__SHORT PROBLEM__.
Pull each line holding "text" out of the entries below.

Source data

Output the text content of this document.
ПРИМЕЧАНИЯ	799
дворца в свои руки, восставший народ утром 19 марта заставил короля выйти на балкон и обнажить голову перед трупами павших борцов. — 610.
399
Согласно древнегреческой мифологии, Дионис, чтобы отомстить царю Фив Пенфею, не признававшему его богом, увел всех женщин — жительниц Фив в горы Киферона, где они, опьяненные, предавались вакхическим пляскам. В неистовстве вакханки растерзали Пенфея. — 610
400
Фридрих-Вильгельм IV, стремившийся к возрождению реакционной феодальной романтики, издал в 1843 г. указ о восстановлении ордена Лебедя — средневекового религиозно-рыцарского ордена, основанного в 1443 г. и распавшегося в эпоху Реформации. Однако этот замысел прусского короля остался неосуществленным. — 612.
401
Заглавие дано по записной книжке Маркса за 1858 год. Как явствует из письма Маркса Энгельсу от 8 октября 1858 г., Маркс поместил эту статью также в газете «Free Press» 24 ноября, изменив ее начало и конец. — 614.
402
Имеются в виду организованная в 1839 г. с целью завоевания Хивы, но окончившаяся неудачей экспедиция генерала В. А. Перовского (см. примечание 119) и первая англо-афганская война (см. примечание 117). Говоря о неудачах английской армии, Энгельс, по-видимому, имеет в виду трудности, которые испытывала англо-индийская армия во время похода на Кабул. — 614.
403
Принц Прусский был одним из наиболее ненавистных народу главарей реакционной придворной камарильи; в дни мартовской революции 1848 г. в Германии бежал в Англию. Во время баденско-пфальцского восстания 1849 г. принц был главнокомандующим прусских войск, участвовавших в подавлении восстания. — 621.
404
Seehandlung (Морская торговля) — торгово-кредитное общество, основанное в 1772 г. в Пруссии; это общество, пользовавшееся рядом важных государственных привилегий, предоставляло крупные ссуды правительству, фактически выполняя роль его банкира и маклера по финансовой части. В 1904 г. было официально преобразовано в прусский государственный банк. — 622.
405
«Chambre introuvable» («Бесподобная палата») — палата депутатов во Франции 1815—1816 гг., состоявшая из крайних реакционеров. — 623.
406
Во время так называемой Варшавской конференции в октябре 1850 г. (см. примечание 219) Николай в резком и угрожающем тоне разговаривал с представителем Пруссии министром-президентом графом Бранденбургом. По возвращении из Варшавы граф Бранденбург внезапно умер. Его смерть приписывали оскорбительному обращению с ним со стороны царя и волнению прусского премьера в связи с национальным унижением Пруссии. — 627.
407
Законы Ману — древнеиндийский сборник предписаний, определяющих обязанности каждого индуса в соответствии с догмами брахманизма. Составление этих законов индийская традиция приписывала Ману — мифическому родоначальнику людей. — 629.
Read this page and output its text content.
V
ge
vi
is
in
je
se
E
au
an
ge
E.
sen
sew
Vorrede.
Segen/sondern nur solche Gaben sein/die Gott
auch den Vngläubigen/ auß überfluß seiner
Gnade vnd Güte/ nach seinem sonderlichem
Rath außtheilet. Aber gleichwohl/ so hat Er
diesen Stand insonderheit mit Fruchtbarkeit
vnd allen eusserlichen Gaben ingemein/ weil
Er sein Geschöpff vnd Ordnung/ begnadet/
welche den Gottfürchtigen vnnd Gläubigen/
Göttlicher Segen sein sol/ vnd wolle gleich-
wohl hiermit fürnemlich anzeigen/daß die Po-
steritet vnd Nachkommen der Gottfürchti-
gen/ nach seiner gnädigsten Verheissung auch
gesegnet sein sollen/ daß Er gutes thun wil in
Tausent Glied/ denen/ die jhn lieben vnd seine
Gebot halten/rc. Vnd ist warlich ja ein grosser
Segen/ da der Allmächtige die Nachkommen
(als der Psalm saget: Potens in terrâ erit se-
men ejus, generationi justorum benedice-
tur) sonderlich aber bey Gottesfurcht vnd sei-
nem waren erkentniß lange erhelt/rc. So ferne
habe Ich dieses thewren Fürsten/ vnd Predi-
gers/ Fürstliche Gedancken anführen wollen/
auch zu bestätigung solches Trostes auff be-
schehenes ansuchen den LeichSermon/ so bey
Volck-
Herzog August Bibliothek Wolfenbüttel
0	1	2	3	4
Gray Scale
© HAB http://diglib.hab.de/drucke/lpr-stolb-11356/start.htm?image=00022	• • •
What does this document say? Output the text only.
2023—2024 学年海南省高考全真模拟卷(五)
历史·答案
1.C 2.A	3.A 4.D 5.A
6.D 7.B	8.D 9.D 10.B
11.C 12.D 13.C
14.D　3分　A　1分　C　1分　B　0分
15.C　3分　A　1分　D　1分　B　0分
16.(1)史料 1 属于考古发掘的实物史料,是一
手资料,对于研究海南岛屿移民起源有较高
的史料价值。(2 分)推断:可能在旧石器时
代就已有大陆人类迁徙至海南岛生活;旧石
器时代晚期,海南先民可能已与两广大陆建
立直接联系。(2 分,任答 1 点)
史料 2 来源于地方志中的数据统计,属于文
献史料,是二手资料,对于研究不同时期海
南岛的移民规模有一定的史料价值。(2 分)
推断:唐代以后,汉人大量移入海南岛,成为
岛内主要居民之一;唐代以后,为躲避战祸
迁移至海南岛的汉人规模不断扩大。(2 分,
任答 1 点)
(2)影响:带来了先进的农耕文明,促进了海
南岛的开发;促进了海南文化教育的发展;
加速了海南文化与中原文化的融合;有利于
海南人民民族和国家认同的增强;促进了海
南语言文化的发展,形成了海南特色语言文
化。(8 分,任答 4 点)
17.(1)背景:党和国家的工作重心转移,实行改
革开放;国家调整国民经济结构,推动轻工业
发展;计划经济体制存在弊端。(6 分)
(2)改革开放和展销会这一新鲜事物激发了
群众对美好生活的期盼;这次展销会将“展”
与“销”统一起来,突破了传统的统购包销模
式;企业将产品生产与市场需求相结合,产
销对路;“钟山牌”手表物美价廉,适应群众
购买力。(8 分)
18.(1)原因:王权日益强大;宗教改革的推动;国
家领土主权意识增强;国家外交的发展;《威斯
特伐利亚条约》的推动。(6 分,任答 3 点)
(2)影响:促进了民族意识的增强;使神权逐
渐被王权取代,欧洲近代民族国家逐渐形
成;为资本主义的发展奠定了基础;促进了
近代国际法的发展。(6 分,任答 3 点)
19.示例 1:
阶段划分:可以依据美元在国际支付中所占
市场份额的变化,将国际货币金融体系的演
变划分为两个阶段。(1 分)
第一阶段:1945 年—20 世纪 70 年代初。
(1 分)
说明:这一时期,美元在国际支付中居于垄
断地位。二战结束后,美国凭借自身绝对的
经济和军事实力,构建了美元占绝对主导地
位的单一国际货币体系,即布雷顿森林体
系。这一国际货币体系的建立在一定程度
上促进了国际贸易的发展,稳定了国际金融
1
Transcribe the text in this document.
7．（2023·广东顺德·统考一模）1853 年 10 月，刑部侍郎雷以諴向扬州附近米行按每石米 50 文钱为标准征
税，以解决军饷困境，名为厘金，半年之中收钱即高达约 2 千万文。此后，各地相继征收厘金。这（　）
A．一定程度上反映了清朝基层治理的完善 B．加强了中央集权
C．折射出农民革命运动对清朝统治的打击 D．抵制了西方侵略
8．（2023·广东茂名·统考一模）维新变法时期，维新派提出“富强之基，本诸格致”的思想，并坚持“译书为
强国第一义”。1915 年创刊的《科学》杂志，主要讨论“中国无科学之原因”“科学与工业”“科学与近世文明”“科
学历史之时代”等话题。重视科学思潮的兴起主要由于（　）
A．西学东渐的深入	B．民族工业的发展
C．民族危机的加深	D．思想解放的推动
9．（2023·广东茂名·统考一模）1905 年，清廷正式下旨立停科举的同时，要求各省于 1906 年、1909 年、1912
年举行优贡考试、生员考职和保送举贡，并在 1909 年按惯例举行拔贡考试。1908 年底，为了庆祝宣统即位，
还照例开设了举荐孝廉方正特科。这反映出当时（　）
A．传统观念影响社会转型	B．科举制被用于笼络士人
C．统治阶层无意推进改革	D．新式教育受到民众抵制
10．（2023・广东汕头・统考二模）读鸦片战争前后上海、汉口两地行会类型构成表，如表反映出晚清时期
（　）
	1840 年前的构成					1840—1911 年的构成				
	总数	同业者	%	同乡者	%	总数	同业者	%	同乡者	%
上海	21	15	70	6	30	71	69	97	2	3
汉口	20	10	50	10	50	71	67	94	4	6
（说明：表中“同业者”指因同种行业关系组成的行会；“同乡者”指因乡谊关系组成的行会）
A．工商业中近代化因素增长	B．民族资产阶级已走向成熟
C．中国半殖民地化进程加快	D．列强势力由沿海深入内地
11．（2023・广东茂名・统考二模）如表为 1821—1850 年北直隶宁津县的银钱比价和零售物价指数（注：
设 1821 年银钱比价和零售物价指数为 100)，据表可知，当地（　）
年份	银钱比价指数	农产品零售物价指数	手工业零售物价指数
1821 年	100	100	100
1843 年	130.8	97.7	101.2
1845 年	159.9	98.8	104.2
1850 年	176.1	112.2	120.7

__SOLUTION TO THE PROBLEM__.
Output the text content of this document.
Read this page and output its text content.
What does this document say? Output the text only.
Transcribe the text in this document.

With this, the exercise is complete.